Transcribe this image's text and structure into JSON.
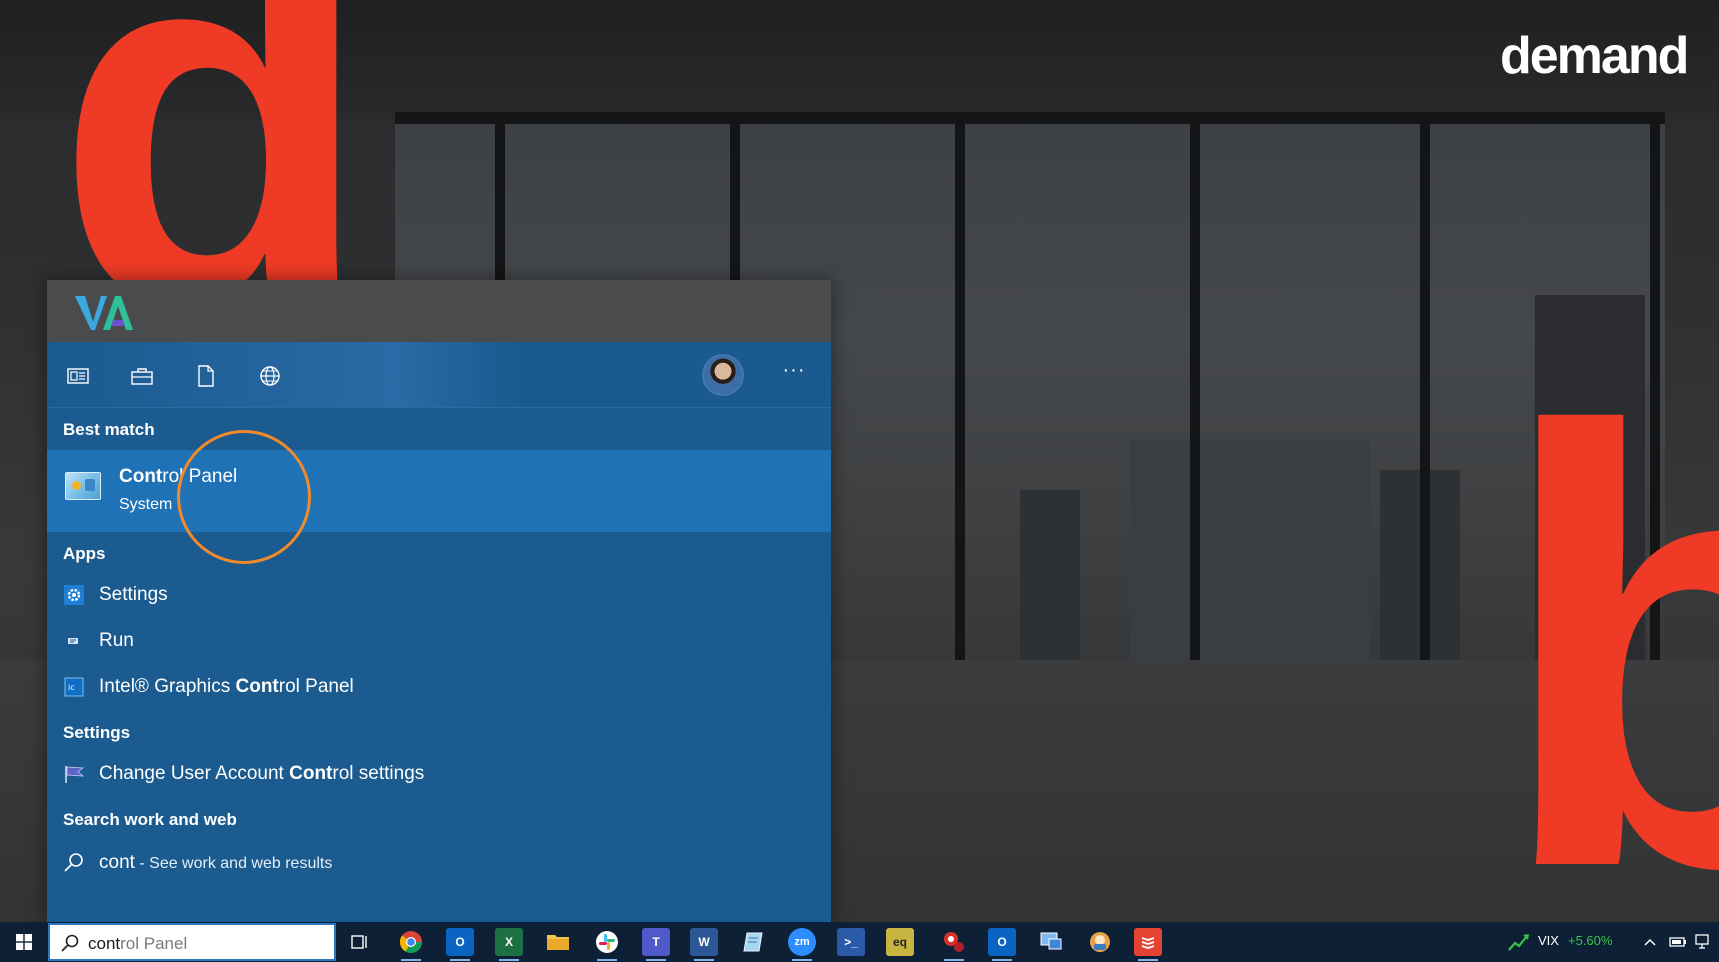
{
  "wallpaper": {
    "brand_letter_left": "d",
    "brand_letter_right": "b",
    "wordmark": "demand"
  },
  "search_panel": {
    "header_logo": "VA",
    "tabs": [
      {
        "name": "all-icon"
      },
      {
        "name": "apps-icon"
      },
      {
        "name": "documents-icon"
      },
      {
        "name": "web-icon"
      }
    ],
    "more_label": "···",
    "best_match": {
      "heading": "Best match",
      "title_bold": "Co",
      "title_bold2": "nt",
      "title_rest": "rol Panel",
      "subtitle": "System"
    },
    "apps": {
      "heading": "Apps",
      "items": [
        {
          "pre": "Settings",
          "bold": "",
          "post": ""
        },
        {
          "pre": "Run",
          "bold": "",
          "post": ""
        },
        {
          "pre": "Intel® Graphics ",
          "bold": "Cont",
          "post": "rol Panel"
        }
      ]
    },
    "settings": {
      "heading": "Settings",
      "items": [
        {
          "pre": "Change User Account ",
          "bold": "Cont",
          "post": "rol settings"
        }
      ]
    },
    "web": {
      "heading": "Search work and web",
      "query": "cont",
      "hint": " - See work and web results"
    }
  },
  "taskbar": {
    "search_typed": "cont",
    "search_rest": "rol Panel",
    "pinned": [
      {
        "name": "task-view-icon",
        "label": ""
      },
      {
        "name": "chrome-icon",
        "label": ""
      },
      {
        "name": "outlook-icon",
        "label": "O"
      },
      {
        "name": "excel-icon",
        "label": "X"
      },
      {
        "name": "file-explorer-icon",
        "label": ""
      },
      {
        "name": "slack-icon",
        "label": ""
      },
      {
        "name": "teams-icon",
        "label": "T"
      },
      {
        "name": "word-icon",
        "label": "W"
      },
      {
        "name": "notepad-icon",
        "label": ""
      },
      {
        "name": "zoom-icon",
        "label": "zm"
      },
      {
        "name": "powershell-icon",
        "label": ">_"
      },
      {
        "name": "app-eq-icon",
        "label": "eq"
      },
      {
        "name": "snipping-tool-icon",
        "label": ""
      },
      {
        "name": "outlook-2-icon",
        "label": "O"
      },
      {
        "name": "remote-desktop-icon",
        "label": ""
      },
      {
        "name": "game-icon",
        "label": ""
      },
      {
        "name": "todoist-icon",
        "label": ""
      }
    ],
    "ticker_symbol": "VIX",
    "ticker_change": "+5.60%"
  },
  "colors": {
    "panel_bg": "#1c5b8f",
    "selected_bg": "#2072b7",
    "accent_red": "#ef3b25",
    "ring_orange": "#f08a2b"
  }
}
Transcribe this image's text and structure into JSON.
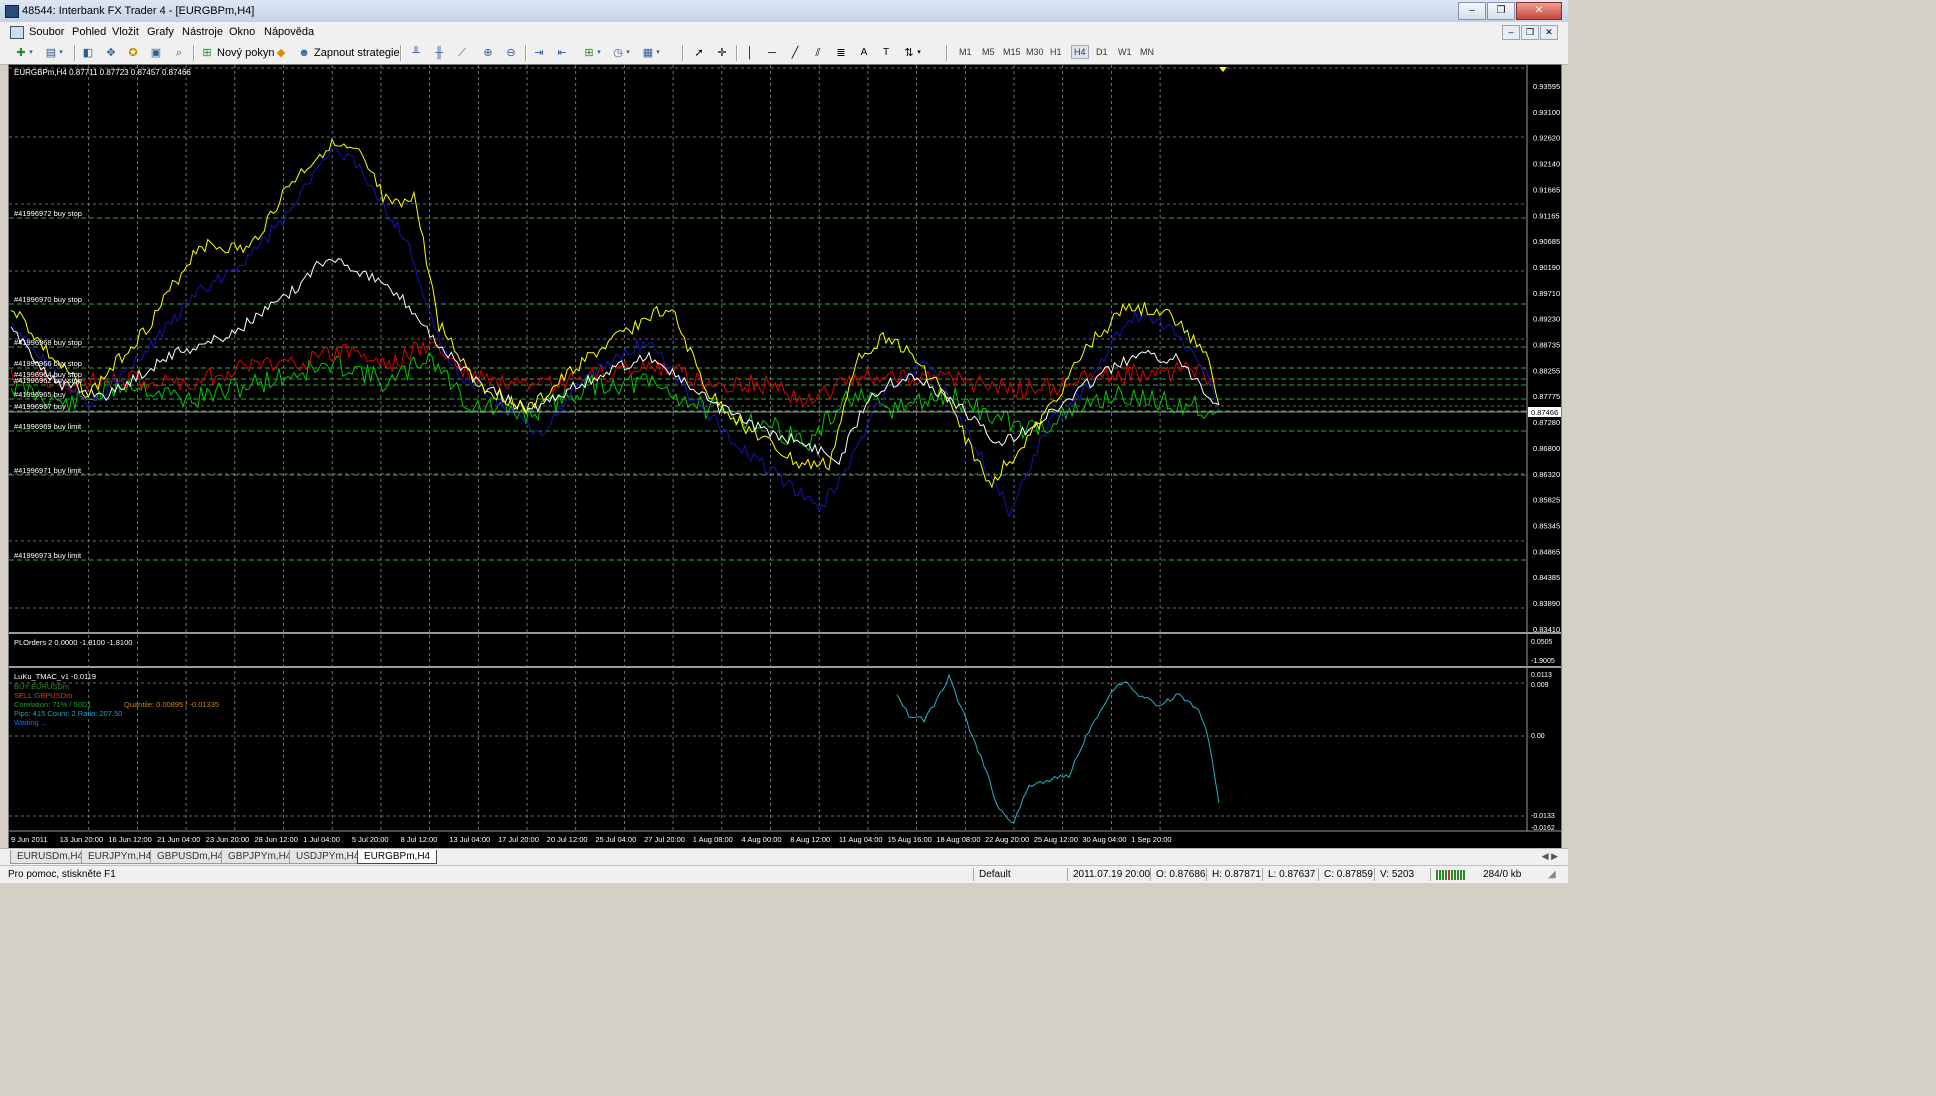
{
  "window": {
    "title": "48544: Interbank FX Trader 4 - [EURGBPm,H4]"
  },
  "menu": [
    "Soubor",
    "Pohled",
    "Vložit",
    "Grafy",
    "Nástroje",
    "Okno",
    "Nápověda"
  ],
  "toolbar": {
    "new_order": "Nový pokyn",
    "strategy": "Zapnout strategie"
  },
  "timeframes": [
    "M1",
    "M5",
    "M15",
    "M30",
    "H1",
    "H4",
    "D1",
    "W1",
    "MN"
  ],
  "active_timeframe": "H4",
  "chart": {
    "header": "EURGBPm,H4  0.87711 0.87723 0.87457 0.87466",
    "current_price": "0.87466",
    "price_labels": [
      "0.93595",
      "0.93100",
      "0.92620",
      "0.92140",
      "0.91665",
      "0.91165",
      "0.90685",
      "0.90190",
      "0.89710",
      "0.89230",
      "0.88735",
      "0.88255",
      "0.87775",
      "0.87280",
      "0.86800",
      "0.86320",
      "0.85825",
      "0.85345",
      "0.84865",
      "0.84385",
      "0.83890",
      "0.83410"
    ],
    "orders": [
      {
        "label": "#41996972 buy stop"
      },
      {
        "label": "#41996970 buy stop"
      },
      {
        "label": "#41996968 buy stop"
      },
      {
        "label": "#41996966 buy stop"
      },
      {
        "label": "#41996964 buy stop"
      },
      {
        "label": "#41996962 buy stop"
      },
      {
        "label": "#41996965 buy"
      },
      {
        "label": "#41996967 buy"
      },
      {
        "label": "#41996969 buy limit"
      },
      {
        "label": "#41996971 buy limit"
      },
      {
        "label": "#41996973 buy limit"
      }
    ],
    "series_colors": {
      "yellow": "#ffff00",
      "blue": "#1414b4",
      "white": "#ffffff",
      "red": "#e00000",
      "green": "#00c800"
    }
  },
  "plorders": {
    "header": "PLOrders 2 0.0000 -1.8100 -1.8100",
    "labels": [
      "0.0505",
      "-1.9005"
    ]
  },
  "tmac": {
    "header": "LuKu_TMAC_v1 -0.0119",
    "line_buy": "BUY:EURUSDm",
    "line_sell": "SELL:GBPUSDm",
    "line_corr": "Corelation: 71% / 50D1",
    "line_quant": "Quantile: 0.00895 / -0.01335",
    "line_pips": "Pips: 415 Count: 2 Ratio: 207.50",
    "line_wait": "Waiting ...",
    "labels": [
      "0.0113",
      "0.009",
      "0.00",
      "-0.0133",
      "-0.0162"
    ],
    "line_color": "#20b4c8"
  },
  "time_axis": [
    "9 Jun 2011",
    "13 Jun 20:00",
    "16 Jun 12:00",
    "21 Jun 04:00",
    "23 Jun 20:00",
    "28 Jun 12:00",
    "1 Jul 04:00",
    "5 Jul 20:00",
    "8 Jul 12:00",
    "13 Jul 04:00",
    "17 Jul 20:00",
    "20 Jul 12:00",
    "25 Jul 04:00",
    "27 Jul 20:00",
    "1 Aug 08:00",
    "4 Aug 00:00",
    "8 Aug 12:00",
    "11 Aug 04:00",
    "15 Aug 16:00",
    "18 Aug 08:00",
    "22 Aug 20:00",
    "25 Aug 12:00",
    "30 Aug 04:00",
    "1 Sep 20:00"
  ],
  "tabs": [
    "EURUSDm,H4",
    "EURJPYm,H4",
    "GBPUSDm,H4",
    "GBPJPYm,H4",
    "USDJPYm,H4",
    "EURGBPm,H4"
  ],
  "active_tab": "EURGBPm,H4",
  "status": {
    "help": "Pro pomoc, stiskněte F1",
    "profile": "Default",
    "datetime": "2011.07.19 20:00",
    "open": "O: 0.87686",
    "high": "H: 0.87871",
    "low": "L: 0.87637",
    "close": "C: 0.87859",
    "volume": "V: 5203",
    "traffic": "284/0 kb"
  }
}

Directions: Repeat the records word for word. Any picture in them should be left out.

Complete response:
Transcribe this image's text and structure into JSON.
{
  "wallpaper": {
    "brand_letter_left": "d",
    "brand_letter_right": "b",
    "wordmark": "demand"
  },
  "search_panel": {
    "header_logo": "VA",
    "tabs": [
      {
        "name": "all-icon"
      },
      {
        "name": "apps-icon"
      },
      {
        "name": "documents-icon"
      },
      {
        "name": "web-icon"
      }
    ],
    "more_label": "···",
    "best_match": {
      "heading": "Best match",
      "title_bold": "Co",
      "title_bold2": "nt",
      "title_rest": "rol Panel",
      "subtitle": "System"
    },
    "apps": {
      "heading": "Apps",
      "items": [
        {
          "pre": "Settings",
          "bold": "",
          "post": ""
        },
        {
          "pre": "Run",
          "bold": "",
          "post": ""
        },
        {
          "pre": "Intel® Graphics ",
          "bold": "Cont",
          "post": "rol Panel"
        }
      ]
    },
    "settings": {
      "heading": "Settings",
      "items": [
        {
          "pre": "Change User Account ",
          "bold": "Cont",
          "post": "rol settings"
        }
      ]
    },
    "web": {
      "heading": "Search work and web",
      "query": "cont",
      "hint": " - See work and web results"
    }
  },
  "taskbar": {
    "search_typed": "cont",
    "search_rest": "rol Panel",
    "pinned": [
      {
        "name": "task-view-icon",
        "label": ""
      },
      {
        "name": "chrome-icon",
        "label": ""
      },
      {
        "name": "outlook-icon",
        "label": "O"
      },
      {
        "name": "excel-icon",
        "label": "X"
      },
      {
        "name": "file-explorer-icon",
        "label": ""
      },
      {
        "name": "slack-icon",
        "label": ""
      },
      {
        "name": "teams-icon",
        "label": "T"
      },
      {
        "name": "word-icon",
        "label": "W"
      },
      {
        "name": "notepad-icon",
        "label": ""
      },
      {
        "name": "zoom-icon",
        "label": "zm"
      },
      {
        "name": "powershell-icon",
        "label": ">_"
      },
      {
        "name": "app-eq-icon",
        "label": "eq"
      },
      {
        "name": "snipping-tool-icon",
        "label": ""
      },
      {
        "name": "outlook-2-icon",
        "label": "O"
      },
      {
        "name": "remote-desktop-icon",
        "label": ""
      },
      {
        "name": "game-icon",
        "label": ""
      },
      {
        "name": "todoist-icon",
        "label": ""
      }
    ],
    "ticker_symbol": "VIX",
    "ticker_change": "+5.60%"
  },
  "colors": {
    "panel_bg": "#1c5b8f",
    "selected_bg": "#2072b7",
    "accent_red": "#ef3b25",
    "ring_orange": "#f08a2b"
  }
}
Transcribe this image's text and structure into JSON.
{
  "window": {
    "title": "48544: Interbank FX Trader 4 - [EURGBPm,H4]"
  },
  "menu": [
    "Soubor",
    "Pohled",
    "Vložit",
    "Grafy",
    "Nástroje",
    "Okno",
    "Nápověda"
  ],
  "toolbar": {
    "new_order": "Nový pokyn",
    "strategy": "Zapnout strategie"
  },
  "timeframes": [
    "M1",
    "M5",
    "M15",
    "M30",
    "H1",
    "H4",
    "D1",
    "W1",
    "MN"
  ],
  "active_timeframe": "H4",
  "chart": {
    "header": "EURGBPm,H4  0.87711 0.87723 0.87457 0.87466",
    "current_price": "0.87466",
    "price_labels": [
      "0.93595",
      "0.93100",
      "0.92620",
      "0.92140",
      "0.91665",
      "0.91165",
      "0.90685",
      "0.90190",
      "0.89710",
      "0.89230",
      "0.88735",
      "0.88255",
      "0.87775",
      "0.87280",
      "0.86800",
      "0.86320",
      "0.85825",
      "0.85345",
      "0.84865",
      "0.84385",
      "0.83890",
      "0.83410"
    ],
    "orders": [
      {
        "label": "#41996972 buy stop"
      },
      {
        "label": "#41996970 buy stop"
      },
      {
        "label": "#41996968 buy stop"
      },
      {
        "label": "#41996966 buy stop"
      },
      {
        "label": "#41996964 buy stop"
      },
      {
        "label": "#41996962 buy stop"
      },
      {
        "label": "#41996965 buy"
      },
      {
        "label": "#41996967 buy"
      },
      {
        "label": "#41996969 buy limit"
      },
      {
        "label": "#41996971 buy limit"
      },
      {
        "label": "#41996973 buy limit"
      }
    ],
    "series_colors": {
      "yellow": "#ffff00",
      "blue": "#1414b4",
      "white": "#ffffff",
      "red": "#e00000",
      "green": "#00c800"
    }
  },
  "plorders": {
    "header": "PLOrders 2 0.0000 -1.8100 -1.8100",
    "labels": [
      "0.0505",
      "-1.9005"
    ]
  },
  "tmac": {
    "header": "LuKu_TMAC_v1 -0.0119",
    "line_buy": "BUY:EURUSDm",
    "line_sell": "SELL:GBPUSDm",
    "line_corr": "Corelation: 71% / 50D1",
    "line_quant": "Quantile: 0.00895 / -0.01335",
    "line_pips": "Pips: 415 Count: 2 Ratio: 207.50",
    "line_wait": "Waiting ...",
    "labels": [
      "0.0113",
      "0.009",
      "0.00",
      "-0.0133",
      "-0.0162"
    ],
    "line_color": "#20b4c8"
  },
  "time_axis": [
    "9 Jun 2011",
    "13 Jun 20:00",
    "16 Jun 12:00",
    "21 Jun 04:00",
    "23 Jun 20:00",
    "28 Jun 12:00",
    "1 Jul 04:00",
    "5 Jul 20:00",
    "8 Jul 12:00",
    "13 Jul 04:00",
    "17 Jul 20:00",
    "20 Jul 12:00",
    "25 Jul 04:00",
    "27 Jul 20:00",
    "1 Aug 08:00",
    "4 Aug 00:00",
    "8 Aug 12:00",
    "11 Aug 04:00",
    "15 Aug 16:00",
    "18 Aug 08:00",
    "22 Aug 20:00",
    "25 Aug 12:00",
    "30 Aug 04:00",
    "1 Sep 20:00"
  ],
  "tabs": [
    "EURUSDm,H4",
    "EURJPYm,H4",
    "GBPUSDm,H4",
    "GBPJPYm,H4",
    "USDJPYm,H4",
    "EURGBPm,H4"
  ],
  "active_tab": "EURGBPm,H4",
  "status": {
    "help": "Pro pomoc, stiskněte F1",
    "profile": "Default",
    "datetime": "2011.07.19 20:00",
    "open": "O: 0.87686",
    "high": "H: 0.87871",
    "low": "L: 0.87637",
    "close": "C: 0.87859",
    "volume": "V: 5203",
    "traffic": "284/0 kb"
  }
}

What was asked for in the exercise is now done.